Job
Quote all of the entries word for word.

Record excerpts
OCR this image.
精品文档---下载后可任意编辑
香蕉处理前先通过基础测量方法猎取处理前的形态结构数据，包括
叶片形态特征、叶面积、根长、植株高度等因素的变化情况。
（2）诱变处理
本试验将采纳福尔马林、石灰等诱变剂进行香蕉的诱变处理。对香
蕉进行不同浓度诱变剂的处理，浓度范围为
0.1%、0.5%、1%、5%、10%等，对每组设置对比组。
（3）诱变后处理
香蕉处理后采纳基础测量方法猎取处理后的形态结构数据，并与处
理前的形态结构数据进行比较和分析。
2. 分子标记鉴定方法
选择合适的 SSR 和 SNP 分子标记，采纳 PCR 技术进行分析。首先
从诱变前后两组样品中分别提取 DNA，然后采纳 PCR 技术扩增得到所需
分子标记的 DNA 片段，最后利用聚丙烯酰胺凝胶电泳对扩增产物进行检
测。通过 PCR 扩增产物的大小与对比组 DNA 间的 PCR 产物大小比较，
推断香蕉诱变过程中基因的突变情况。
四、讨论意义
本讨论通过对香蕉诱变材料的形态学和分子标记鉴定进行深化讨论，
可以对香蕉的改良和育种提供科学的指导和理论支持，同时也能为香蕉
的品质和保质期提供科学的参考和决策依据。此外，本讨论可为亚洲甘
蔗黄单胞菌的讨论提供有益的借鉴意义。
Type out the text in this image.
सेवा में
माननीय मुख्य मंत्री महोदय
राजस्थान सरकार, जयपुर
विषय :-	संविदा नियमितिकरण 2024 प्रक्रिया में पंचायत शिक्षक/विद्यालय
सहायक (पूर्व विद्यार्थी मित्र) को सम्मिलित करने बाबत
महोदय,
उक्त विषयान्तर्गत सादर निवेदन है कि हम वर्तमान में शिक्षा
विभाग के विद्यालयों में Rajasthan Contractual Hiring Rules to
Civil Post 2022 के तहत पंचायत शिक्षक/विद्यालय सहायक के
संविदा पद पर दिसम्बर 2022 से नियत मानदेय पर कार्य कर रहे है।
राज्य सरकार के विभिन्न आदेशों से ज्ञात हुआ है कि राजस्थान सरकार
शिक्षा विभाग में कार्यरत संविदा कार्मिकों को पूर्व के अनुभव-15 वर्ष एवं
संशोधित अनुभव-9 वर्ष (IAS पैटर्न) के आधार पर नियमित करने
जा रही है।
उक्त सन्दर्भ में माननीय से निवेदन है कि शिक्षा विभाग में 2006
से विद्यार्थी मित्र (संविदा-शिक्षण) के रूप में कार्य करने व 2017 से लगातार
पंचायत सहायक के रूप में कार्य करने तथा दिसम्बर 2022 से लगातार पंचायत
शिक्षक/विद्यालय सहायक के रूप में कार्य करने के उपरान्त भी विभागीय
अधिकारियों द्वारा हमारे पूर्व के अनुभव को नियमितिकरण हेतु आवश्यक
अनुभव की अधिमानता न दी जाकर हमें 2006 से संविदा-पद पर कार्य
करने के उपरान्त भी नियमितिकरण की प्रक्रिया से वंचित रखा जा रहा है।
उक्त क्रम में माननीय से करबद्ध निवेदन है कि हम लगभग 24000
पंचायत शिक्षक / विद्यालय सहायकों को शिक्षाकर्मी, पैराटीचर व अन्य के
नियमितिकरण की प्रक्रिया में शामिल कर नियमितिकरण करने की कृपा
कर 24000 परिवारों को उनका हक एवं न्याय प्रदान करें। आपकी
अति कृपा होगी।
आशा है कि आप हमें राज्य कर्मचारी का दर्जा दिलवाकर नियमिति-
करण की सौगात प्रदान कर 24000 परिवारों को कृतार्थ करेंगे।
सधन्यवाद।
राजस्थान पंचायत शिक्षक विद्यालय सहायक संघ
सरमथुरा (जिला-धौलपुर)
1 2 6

Solution
OCR this image.
精品文档---下载后可任意编辑
香蕉处理前先通过基础测量方法猎取处理前的形态结构数据，包括
叶片形态特征、叶面积、根长、植株高度等因素的变化情况。
（2）诱变处理
本试验将采纳福尔马林、石灰等诱变剂进行香蕉的诱变处理。对香
蕉进行不同浓度诱变剂的处理，浓度范围为
0.1%、0.5%、1%、5%、10%等，对每组设置对比组。
（3）诱变后处理
香蕉处理后采纳基础测量方法猎取处理后的形态结构数据，并与处
理前的形态结构数据进行比较和分析。
2. 分子标记鉴定方法
选择合适的 SSR 和 SNP 分子标记，采纳 PCR 技术进行分析。首先
从诱变前后两组样品中分别提取 DNA，然后采纳 PCR 技术扩增得到所需
分子标记的 DNA 片段，最后利用聚丙烯酰胺凝胶电泳对扩增产物进行检
测。通过 PCR 扩增产物的大小与对比组 DNA 间的 PCR 产物大小比较，
推断香蕉诱变过程中基因的突变情况。
四、讨论意义
本讨论通过对香蕉诱变材料的形态学和分子标记鉴定进行深化讨论，
可以对香蕉的改良和育种提供科学的指导和理论支持，同时也能为香蕉
的品质和保质期提供科学的参考和决策依据。此外，本讨论可为亚洲甘
蔗黄单胞菌的讨论提供有益的借鉴意义。
Type out the text in this image.
सेवा में
माननीय मुख्य मंत्री महोदय
राजस्थान सरकार, जयपुर
विषय :-	संविदा नियमितिकरण 2024 प्रक्रिया में पंचायत शिक्षक/विद्यालय
सहायक (पूर्व विद्यार्थी मित्र) को सम्मिलित करने बाबत
महोदय,
उक्त विषयान्तर्गत सादर निवेदन है कि हम वर्तमान में शिक्षा
विभाग के विद्यालयों में Rajasthan Contractual Hiring Rules to
Civil Post 2022 के तहत पंचायत शिक्षक/विद्यालय सहायक के
संविदा पद पर दिसम्बर 2022 से नियत मानदेय पर कार्य कर रहे है।
राज्य सरकार के विभिन्न आदेशों से ज्ञात हुआ है कि राजस्थान सरकार
शिक्षा विभाग में कार्यरत संविदा कार्मिकों को पूर्व के अनुभव-15 वर्ष एवं
संशोधित अनुभव-9 वर्ष (IAS पैटर्न) के आधार पर नियमित करने
जा रही है।
उक्त सन्दर्भ में माननीय से निवेदन है कि शिक्षा विभाग में 2006
से विद्यार्थी मित्र (संविदा-शिक्षण) के रूप में कार्य करने व 2017 से लगातार
पंचायत सहायक के रूप में कार्य करने तथा दिसम्बर 2022 से लगातार पंचायत
शिक्षक/विद्यालय सहायक के रूप में कार्य करने के उपरान्त भी विभागीय
अधिकारियों द्वारा हमारे पूर्व के अनुभव को नियमितिकरण हेतु आवश्यक
अनुभव की अधिमानता न दी जाकर हमें 2006 से संविदा-पद पर कार्य
करने के उपरान्त भी नियमितिकरण की प्रक्रिया से वंचित रखा जा रहा है।
उक्त क्रम में माननीय से करबद्ध निवेदन है कि हम लगभग 24000
पंचायत शिक्षक / विद्यालय सहायकों को शिक्षाकर्मी, पैराटीचर व अन्य के
नियमितिकरण की प्रक्रिया में शामिल कर नियमितिकरण करने की कृपा
कर 24000 परिवारों को उनका हक एवं न्याय प्रदान करें। आपकी
अति कृपा होगी।
आशा है कि आप हमें राज्य कर्मचारी का दर्जा दिलवाकर नियमिति-
करण की सौगात प्रदान कर 24000 परिवारों को कृतार्थ करेंगे।
सधन्यवाद।
राजस्थान पंचायत शिक्षक विद्यालय सहायक संघ
सरमथुरा (जिला-धौलपुर)
1 2 6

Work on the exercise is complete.